■ **STATED EXERCISE**: Give everything from the start of the data down to the line containing "document-icon xyxy=(27,147,40,161)", inclusive, as a JSON list of strings with one string per line and blank lines omitted.

** Begin RECORDS FOR THIS EXERCISE **

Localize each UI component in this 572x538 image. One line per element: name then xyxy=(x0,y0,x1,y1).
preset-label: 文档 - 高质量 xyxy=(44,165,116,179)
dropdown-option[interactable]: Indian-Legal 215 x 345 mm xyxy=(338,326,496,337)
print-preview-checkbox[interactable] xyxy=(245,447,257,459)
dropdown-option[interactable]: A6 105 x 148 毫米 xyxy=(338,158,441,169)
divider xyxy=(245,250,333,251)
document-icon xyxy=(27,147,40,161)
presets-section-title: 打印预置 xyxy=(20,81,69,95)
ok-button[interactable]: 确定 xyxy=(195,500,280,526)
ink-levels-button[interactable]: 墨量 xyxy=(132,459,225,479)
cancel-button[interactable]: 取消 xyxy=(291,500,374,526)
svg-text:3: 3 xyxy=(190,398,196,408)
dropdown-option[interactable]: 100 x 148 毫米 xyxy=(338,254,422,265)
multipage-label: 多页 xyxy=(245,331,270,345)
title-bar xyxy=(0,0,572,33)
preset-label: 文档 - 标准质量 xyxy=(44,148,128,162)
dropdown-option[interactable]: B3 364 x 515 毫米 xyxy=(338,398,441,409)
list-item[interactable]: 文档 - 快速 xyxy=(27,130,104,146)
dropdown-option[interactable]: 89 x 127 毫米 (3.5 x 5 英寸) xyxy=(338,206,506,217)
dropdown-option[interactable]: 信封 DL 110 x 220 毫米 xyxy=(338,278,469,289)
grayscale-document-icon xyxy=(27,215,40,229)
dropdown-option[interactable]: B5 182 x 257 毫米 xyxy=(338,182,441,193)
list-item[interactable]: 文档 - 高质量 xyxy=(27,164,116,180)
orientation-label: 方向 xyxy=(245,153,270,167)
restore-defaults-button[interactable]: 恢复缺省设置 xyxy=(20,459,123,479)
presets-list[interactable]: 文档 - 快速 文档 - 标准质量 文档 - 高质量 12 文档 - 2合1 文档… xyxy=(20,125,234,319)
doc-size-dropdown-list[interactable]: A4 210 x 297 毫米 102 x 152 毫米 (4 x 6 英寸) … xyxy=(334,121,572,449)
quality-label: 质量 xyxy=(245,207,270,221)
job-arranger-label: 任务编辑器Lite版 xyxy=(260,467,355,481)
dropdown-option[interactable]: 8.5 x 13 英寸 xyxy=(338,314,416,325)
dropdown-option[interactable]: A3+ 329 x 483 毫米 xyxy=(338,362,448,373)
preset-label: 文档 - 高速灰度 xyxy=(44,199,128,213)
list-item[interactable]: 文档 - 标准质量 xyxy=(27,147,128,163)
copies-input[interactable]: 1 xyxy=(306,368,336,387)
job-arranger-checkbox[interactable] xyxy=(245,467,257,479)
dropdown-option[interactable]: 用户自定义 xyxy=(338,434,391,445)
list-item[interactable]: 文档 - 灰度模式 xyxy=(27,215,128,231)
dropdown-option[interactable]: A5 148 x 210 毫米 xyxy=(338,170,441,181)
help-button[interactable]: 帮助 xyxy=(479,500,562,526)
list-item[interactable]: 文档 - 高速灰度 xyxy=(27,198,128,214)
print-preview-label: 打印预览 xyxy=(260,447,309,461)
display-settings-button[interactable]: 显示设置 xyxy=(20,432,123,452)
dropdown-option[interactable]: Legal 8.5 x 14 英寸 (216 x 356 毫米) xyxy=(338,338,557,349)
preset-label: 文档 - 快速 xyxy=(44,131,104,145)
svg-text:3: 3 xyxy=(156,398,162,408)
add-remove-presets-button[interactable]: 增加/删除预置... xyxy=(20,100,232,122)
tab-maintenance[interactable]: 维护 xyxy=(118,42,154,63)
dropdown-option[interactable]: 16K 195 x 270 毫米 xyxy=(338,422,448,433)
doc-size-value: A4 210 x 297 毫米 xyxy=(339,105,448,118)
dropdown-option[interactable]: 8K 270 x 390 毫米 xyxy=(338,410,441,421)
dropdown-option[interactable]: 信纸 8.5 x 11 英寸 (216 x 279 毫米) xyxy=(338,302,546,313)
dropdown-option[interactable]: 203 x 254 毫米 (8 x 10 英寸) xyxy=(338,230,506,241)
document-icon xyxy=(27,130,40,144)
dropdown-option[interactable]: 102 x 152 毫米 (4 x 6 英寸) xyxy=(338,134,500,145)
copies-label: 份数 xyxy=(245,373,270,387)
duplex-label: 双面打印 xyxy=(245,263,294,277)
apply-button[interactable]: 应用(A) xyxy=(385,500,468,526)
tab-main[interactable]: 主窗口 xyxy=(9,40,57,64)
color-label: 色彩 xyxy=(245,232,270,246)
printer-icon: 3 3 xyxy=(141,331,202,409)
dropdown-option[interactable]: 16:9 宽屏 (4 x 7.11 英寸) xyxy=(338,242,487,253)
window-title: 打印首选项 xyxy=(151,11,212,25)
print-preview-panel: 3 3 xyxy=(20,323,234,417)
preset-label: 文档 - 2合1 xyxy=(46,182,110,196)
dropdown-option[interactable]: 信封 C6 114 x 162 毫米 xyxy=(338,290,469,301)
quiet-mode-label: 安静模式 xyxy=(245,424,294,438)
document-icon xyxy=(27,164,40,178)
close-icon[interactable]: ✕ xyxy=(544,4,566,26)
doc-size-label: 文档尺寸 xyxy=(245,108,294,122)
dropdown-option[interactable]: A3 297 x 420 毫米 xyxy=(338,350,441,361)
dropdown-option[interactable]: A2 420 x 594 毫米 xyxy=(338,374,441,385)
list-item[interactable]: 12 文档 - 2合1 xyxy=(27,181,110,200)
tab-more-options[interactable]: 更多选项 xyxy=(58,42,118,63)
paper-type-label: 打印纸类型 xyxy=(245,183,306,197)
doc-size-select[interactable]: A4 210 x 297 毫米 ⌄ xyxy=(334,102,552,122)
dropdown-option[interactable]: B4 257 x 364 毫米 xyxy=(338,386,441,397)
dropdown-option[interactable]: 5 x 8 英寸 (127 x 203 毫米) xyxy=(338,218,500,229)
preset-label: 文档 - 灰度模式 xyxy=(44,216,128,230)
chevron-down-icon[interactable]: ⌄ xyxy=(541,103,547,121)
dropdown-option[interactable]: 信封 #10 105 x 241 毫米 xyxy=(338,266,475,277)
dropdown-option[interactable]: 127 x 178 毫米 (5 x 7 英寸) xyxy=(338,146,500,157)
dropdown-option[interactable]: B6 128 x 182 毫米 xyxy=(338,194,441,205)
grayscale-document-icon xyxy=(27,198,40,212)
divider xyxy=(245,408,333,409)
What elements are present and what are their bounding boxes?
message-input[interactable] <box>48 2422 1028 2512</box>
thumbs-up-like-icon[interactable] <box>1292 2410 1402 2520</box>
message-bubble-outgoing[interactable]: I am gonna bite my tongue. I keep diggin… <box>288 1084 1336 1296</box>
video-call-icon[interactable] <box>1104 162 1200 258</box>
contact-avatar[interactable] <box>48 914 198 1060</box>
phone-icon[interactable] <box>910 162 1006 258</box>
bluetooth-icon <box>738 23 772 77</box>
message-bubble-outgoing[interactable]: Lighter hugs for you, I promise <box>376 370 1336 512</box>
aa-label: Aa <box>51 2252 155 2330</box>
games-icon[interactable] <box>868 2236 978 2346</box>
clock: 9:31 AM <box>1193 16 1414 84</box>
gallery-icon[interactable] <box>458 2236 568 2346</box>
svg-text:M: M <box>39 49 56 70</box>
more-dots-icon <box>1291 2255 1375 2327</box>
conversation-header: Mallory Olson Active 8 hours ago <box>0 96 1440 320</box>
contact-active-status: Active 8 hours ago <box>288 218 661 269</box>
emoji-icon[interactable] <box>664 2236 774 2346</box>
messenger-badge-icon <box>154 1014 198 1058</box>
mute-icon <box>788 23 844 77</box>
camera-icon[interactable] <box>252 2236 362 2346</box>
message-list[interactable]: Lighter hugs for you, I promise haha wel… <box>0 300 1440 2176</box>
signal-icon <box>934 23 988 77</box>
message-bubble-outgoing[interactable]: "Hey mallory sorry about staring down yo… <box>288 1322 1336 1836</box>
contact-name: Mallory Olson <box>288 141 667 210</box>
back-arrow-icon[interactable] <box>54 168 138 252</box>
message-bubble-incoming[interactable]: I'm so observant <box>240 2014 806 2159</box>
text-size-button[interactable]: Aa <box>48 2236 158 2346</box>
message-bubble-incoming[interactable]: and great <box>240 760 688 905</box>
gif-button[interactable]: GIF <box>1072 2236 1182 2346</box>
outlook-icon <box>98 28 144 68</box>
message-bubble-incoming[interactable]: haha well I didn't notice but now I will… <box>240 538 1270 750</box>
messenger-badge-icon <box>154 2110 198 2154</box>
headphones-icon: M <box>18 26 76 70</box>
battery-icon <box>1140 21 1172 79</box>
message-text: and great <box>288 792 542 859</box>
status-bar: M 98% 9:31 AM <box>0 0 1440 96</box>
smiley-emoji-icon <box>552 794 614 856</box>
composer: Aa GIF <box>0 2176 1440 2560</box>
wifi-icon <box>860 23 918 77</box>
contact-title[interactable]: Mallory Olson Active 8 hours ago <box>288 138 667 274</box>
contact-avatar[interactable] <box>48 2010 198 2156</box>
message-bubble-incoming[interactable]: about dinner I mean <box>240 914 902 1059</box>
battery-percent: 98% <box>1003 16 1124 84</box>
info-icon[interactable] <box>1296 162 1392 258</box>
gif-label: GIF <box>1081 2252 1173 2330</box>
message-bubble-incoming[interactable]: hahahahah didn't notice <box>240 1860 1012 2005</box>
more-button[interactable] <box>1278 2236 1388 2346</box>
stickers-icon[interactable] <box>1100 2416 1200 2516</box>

** End RECORDS FOR THIS EXERCISE **

■ **ANSWER FOR THE TASK**:
[
  "Localize each UI component in this 572x538 image. One line per element: name then xyxy=(x0,y0,x1,y1).",
  "preset-label: 文档 - 高质量 xyxy=(44,165,116,179)",
  "dropdown-option[interactable]: Indian-Legal 215 x 345 mm xyxy=(338,326,496,337)",
  "print-preview-checkbox[interactable] xyxy=(245,447,257,459)",
  "dropdown-option[interactable]: A6 105 x 148 毫米 xyxy=(338,158,441,169)",
  "divider xyxy=(245,250,333,251)",
  "document-icon xyxy=(27,147,40,161)"
]